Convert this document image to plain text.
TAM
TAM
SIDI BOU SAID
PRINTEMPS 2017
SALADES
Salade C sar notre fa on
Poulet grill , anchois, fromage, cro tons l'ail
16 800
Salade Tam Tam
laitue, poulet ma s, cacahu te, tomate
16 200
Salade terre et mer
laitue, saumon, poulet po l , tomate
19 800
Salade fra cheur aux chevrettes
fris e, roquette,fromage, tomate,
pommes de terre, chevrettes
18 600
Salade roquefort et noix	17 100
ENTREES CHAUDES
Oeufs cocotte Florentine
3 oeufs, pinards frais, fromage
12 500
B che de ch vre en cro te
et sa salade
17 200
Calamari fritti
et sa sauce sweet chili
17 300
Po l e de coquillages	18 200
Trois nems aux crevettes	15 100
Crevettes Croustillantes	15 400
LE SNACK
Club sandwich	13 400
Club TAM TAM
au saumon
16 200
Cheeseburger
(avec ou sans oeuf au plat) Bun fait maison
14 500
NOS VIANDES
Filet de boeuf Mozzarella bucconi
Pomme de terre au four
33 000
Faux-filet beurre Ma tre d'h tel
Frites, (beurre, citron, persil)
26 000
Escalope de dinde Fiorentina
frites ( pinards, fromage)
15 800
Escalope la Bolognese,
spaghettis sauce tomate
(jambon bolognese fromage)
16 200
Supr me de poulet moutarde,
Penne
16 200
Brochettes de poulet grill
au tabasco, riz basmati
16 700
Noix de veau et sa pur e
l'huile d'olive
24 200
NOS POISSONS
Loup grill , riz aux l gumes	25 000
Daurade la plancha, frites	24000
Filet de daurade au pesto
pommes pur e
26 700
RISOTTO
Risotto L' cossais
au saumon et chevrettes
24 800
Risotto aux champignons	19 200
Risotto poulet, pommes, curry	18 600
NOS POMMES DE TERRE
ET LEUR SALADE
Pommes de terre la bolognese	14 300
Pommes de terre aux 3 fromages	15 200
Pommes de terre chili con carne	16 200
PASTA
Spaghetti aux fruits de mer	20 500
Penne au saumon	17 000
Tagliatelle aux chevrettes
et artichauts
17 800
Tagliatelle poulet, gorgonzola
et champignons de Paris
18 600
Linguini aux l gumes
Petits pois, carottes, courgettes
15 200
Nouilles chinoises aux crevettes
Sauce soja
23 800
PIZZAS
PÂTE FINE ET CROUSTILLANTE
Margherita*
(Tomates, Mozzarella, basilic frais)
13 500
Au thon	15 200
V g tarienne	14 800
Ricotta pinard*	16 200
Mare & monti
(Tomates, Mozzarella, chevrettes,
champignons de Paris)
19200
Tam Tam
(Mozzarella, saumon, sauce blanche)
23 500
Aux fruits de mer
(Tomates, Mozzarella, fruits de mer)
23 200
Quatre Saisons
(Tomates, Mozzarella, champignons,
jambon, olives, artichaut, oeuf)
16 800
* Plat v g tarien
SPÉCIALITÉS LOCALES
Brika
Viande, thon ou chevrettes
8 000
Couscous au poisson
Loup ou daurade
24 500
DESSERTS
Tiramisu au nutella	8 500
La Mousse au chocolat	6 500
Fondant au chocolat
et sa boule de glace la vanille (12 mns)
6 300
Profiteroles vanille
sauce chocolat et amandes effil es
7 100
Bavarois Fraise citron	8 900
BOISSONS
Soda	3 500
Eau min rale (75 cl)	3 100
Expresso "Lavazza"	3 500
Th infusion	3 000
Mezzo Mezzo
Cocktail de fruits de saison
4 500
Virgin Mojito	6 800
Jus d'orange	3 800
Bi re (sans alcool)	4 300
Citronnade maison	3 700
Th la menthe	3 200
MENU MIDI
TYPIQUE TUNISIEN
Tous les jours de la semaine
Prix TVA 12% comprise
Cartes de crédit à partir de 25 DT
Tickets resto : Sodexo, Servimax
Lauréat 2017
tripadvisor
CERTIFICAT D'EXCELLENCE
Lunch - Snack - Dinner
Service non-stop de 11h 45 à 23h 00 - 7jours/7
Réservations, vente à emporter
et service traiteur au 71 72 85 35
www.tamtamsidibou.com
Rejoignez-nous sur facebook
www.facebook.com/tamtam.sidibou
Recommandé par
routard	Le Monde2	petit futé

--- TASK REQUIREMENTS ---
From the records above, extract every entry verbatim.

--- EXPECTED ANSWER ---
Convert this document image to plain text.
TAM
TAM
SIDI BOU SAID
PRINTEMPS 2017
SALADES
Salade C sar notre fa on
Poulet grill , anchois, fromage, cro tons l'ail
16 800
Salade Tam Tam
laitue, poulet ma s, cacahu te, tomate
16 200
Salade terre et mer
laitue, saumon, poulet po l , tomate
19 800
Salade fra cheur aux chevrettes
fris e, roquette,fromage, tomate,
pommes de terre, chevrettes
18 600
Salade roquefort et noix	17 100
ENTREES CHAUDES
Oeufs cocotte Florentine
3 oeufs, pinards frais, fromage
12 500
B che de ch vre en cro te
et sa salade
17 200
Calamari fritti
et sa sauce sweet chili
17 300
Po l e de coquillages	18 200
Trois nems aux crevettes	15 100
Crevettes Croustillantes	15 400
LE SNACK
Club sandwich	13 400
Club TAM TAM
au saumon
16 200
Cheeseburger
(avec ou sans oeuf au plat) Bun fait maison
14 500
NOS VIANDES
Filet de boeuf Mozzarella bucconi
Pomme de terre au four
33 000
Faux-filet beurre Ma tre d'h tel
Frites, (beurre, citron, persil)
26 000
Escalope de dinde Fiorentina
frites ( pinards, fromage)
15 800
Escalope la Bolognese,
spaghettis sauce tomate
(jambon bolognese fromage)
16 200
Supr me de poulet moutarde,
Penne
16 200
Brochettes de poulet grill
au tabasco, riz basmati
16 700
Noix de veau et sa pur e
l'huile d'olive
24 200
NOS POISSONS
Loup grill , riz aux l gumes	25 000
Daurade la plancha, frites	24000
Filet de daurade au pesto
pommes pur e
26 700
RISOTTO
Risotto L' cossais
au saumon et chevrettes
24 800
Risotto aux champignons	19 200
Risotto poulet, pommes, curry	18 600
NOS POMMES DE TERRE
ET LEUR SALADE
Pommes de terre la bolognese	14 300
Pommes de terre aux 3 fromages	15 200
Pommes de terre chili con carne	16 200
PASTA
Spaghetti aux fruits de mer	20 500
Penne au saumon	17 000
Tagliatelle aux chevrettes
et artichauts
17 800
Tagliatelle poulet, gorgonzola
et champignons de Paris
18 600
Linguini aux l gumes
Petits pois, carottes, courgettes
15 200
Nouilles chinoises aux crevettes
Sauce soja
23 800
PIZZAS
PÂTE FINE ET CROUSTILLANTE
Margherita*
(Tomates, Mozzarella, basilic frais)
13 500
Au thon	15 200
V g tarienne	14 800
Ricotta pinard*	16 200
Mare & monti
(Tomates, Mozzarella, chevrettes,
champignons de Paris)
19200
Tam Tam
(Mozzarella, saumon, sauce blanche)
23 500
Aux fruits de mer
(Tomates, Mozzarella, fruits de mer)
23 200
Quatre Saisons
(Tomates, Mozzarella, champignons,
jambon, olives, artichaut, oeuf)
16 800
* Plat v g tarien
SPÉCIALITÉS LOCALES
Brika
Viande, thon ou chevrettes
8 000
Couscous au poisson
Loup ou daurade
24 500
DESSERTS
Tiramisu au nutella	8 500
La Mousse au chocolat	6 500
Fondant au chocolat
et sa boule de glace la vanille (12 mns)
6 300
Profiteroles vanille
sauce chocolat et amandes effil es
7 100
Bavarois Fraise citron	8 900
BOISSONS
Soda	3 500
Eau min rale (75 cl)	3 100
Expresso "Lavazza"	3 500
Th infusion	3 000
Mezzo Mezzo
Cocktail de fruits de saison
4 500
Virgin Mojito	6 800
Jus d'orange	3 800
Bi re (sans alcool)	4 300
Citronnade maison	3 700
Th la menthe	3 200
MENU MIDI
TYPIQUE TUNISIEN
Tous les jours de la semaine
Prix TVA 12% comprise
Cartes de crédit à partir de 25 DT
Tickets resto : Sodexo, Servimax
Lauréat 2017
tripadvisor
CERTIFICAT D'EXCELLENCE
Lunch - Snack - Dinner
Service non-stop de 11h 45 à 23h 00 - 7jours/7
Réservations, vente à emporter
et service traiteur au 71 72 85 35
www.tamtamsidibou.com
Rejoignez-nous sur facebook
www.facebook.com/tamtam.sidibou
Recommandé par
routard	Le Monde2	petit futé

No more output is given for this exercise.